(Data extracted from a collection)

■ ■ ■ ■

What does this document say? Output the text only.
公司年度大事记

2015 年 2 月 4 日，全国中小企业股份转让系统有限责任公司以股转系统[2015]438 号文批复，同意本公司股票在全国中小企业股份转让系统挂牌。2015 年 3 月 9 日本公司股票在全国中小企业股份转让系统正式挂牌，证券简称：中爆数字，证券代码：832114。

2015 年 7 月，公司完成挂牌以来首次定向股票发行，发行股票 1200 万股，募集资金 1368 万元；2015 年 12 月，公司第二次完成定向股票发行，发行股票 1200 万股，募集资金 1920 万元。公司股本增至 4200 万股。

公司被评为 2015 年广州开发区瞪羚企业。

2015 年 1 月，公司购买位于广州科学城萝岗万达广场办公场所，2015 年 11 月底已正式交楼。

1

■ ■ ■ ■

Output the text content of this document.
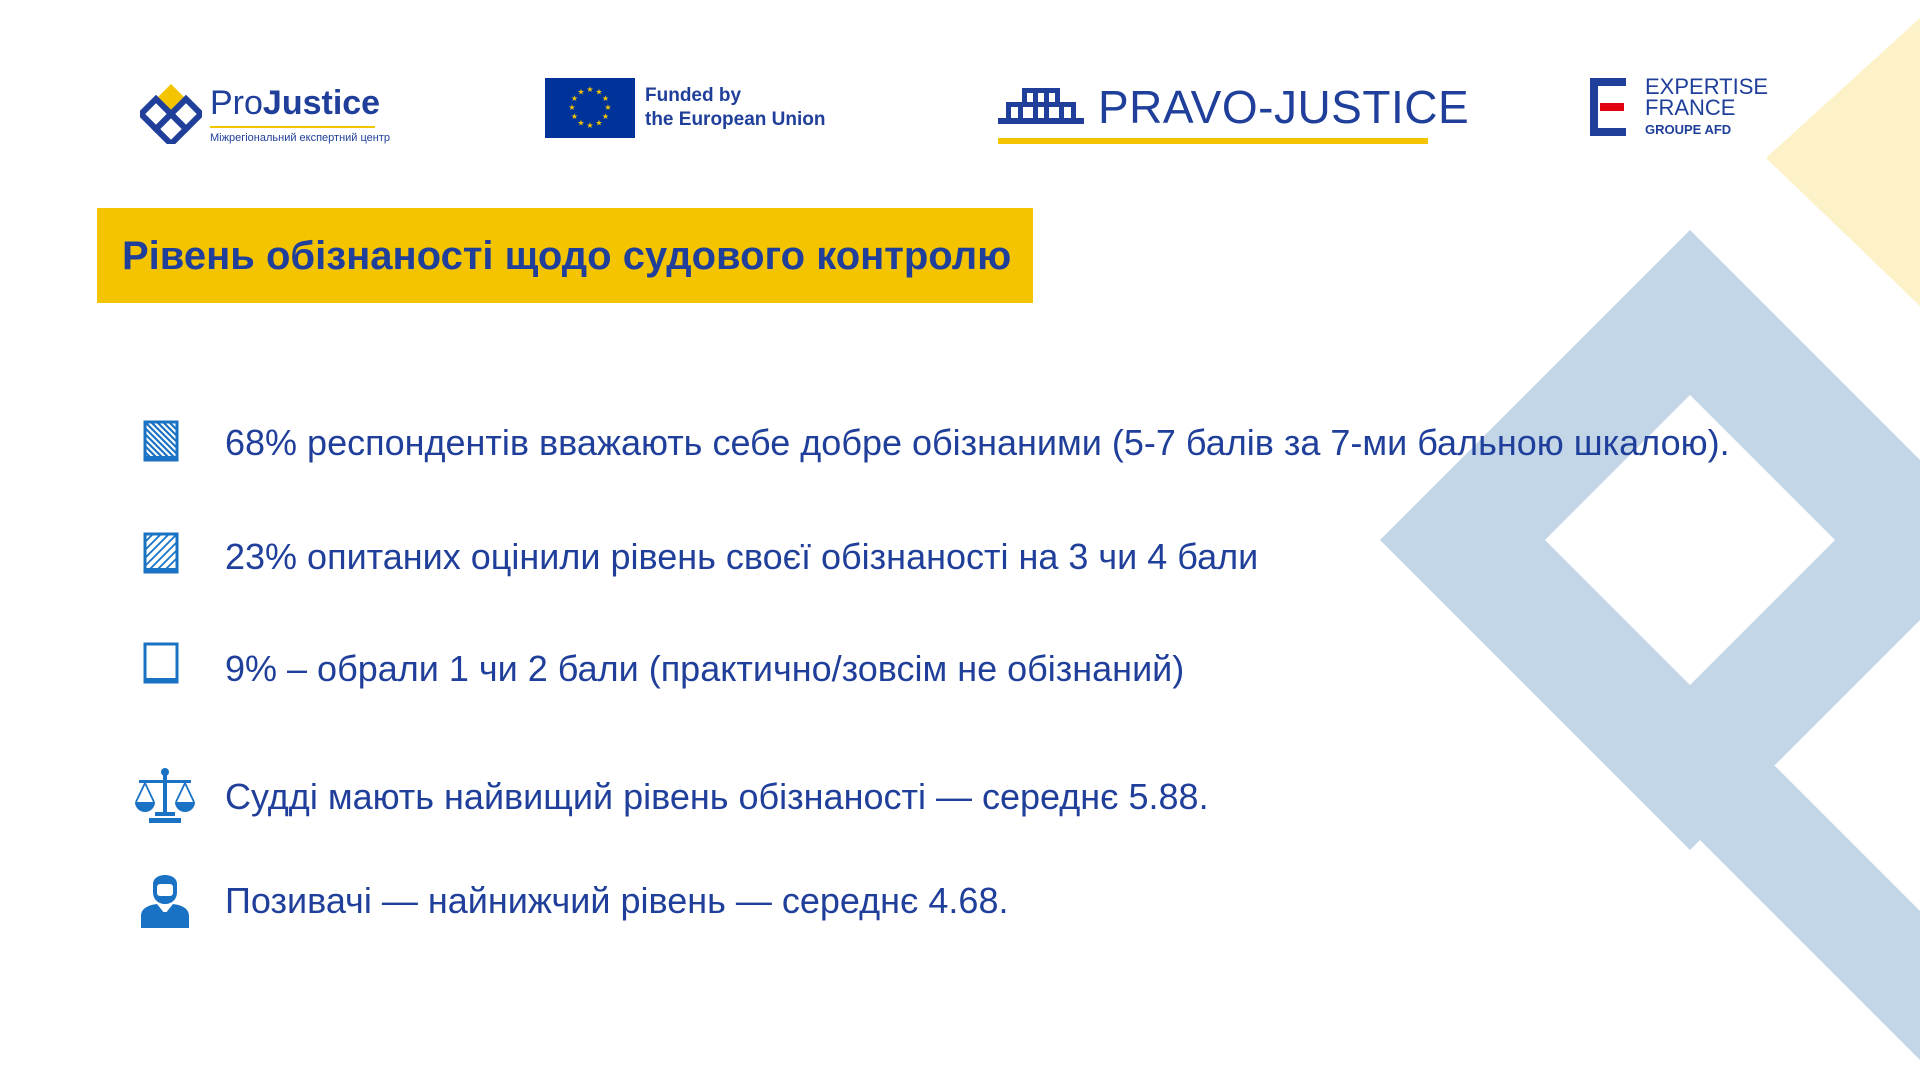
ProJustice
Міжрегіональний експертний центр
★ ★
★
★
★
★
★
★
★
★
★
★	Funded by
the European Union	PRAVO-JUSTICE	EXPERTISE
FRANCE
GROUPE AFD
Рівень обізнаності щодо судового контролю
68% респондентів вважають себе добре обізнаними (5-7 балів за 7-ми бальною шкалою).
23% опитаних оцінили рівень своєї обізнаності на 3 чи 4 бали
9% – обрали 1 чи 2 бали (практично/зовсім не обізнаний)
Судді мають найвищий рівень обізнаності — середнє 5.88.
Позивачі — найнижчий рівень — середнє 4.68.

■ ■ ■ ■

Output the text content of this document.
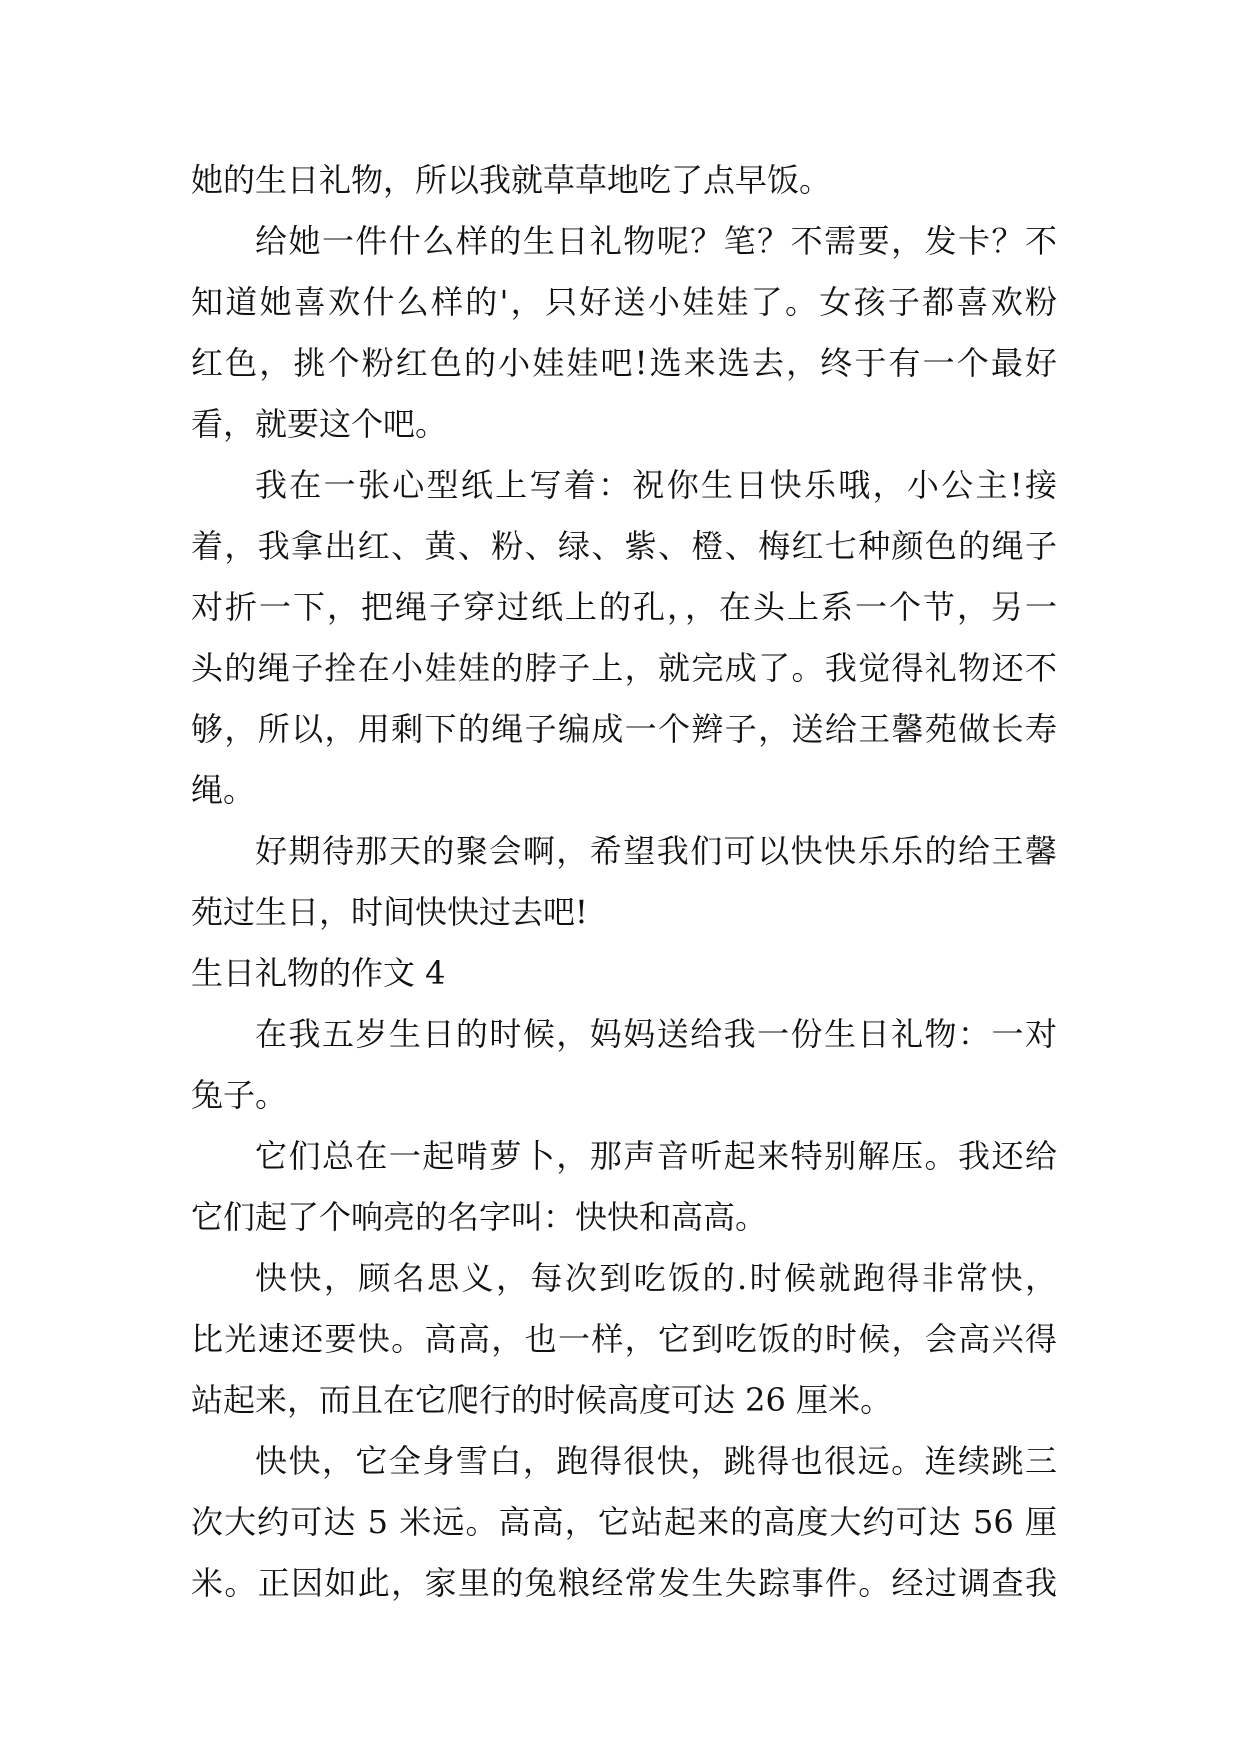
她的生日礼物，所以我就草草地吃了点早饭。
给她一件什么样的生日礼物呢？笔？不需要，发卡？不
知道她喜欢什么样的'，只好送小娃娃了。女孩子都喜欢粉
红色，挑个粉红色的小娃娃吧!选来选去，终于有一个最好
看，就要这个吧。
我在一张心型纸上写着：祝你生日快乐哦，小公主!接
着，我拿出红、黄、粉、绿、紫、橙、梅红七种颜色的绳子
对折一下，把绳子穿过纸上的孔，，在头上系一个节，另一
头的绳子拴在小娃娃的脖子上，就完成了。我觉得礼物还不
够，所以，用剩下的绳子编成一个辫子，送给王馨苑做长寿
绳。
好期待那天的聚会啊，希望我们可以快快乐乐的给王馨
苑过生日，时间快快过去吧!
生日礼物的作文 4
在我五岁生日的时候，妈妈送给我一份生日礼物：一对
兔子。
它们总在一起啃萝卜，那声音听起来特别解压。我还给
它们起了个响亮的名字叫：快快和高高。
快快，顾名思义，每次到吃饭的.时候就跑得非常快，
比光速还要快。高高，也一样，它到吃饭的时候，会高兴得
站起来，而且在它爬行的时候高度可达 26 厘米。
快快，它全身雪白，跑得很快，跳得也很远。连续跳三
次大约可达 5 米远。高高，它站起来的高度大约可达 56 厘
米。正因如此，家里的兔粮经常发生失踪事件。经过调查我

■ ■ ■ ■

▶ EXERCISE:
Review the material and copy each line in which the word "середнє" appears.

▶ RESULT OF THE TASK:
Судді мають найвищий рівень обізнаності — середнє 5.88.
Позивачі — найнижчий рівень — середнє 4.68.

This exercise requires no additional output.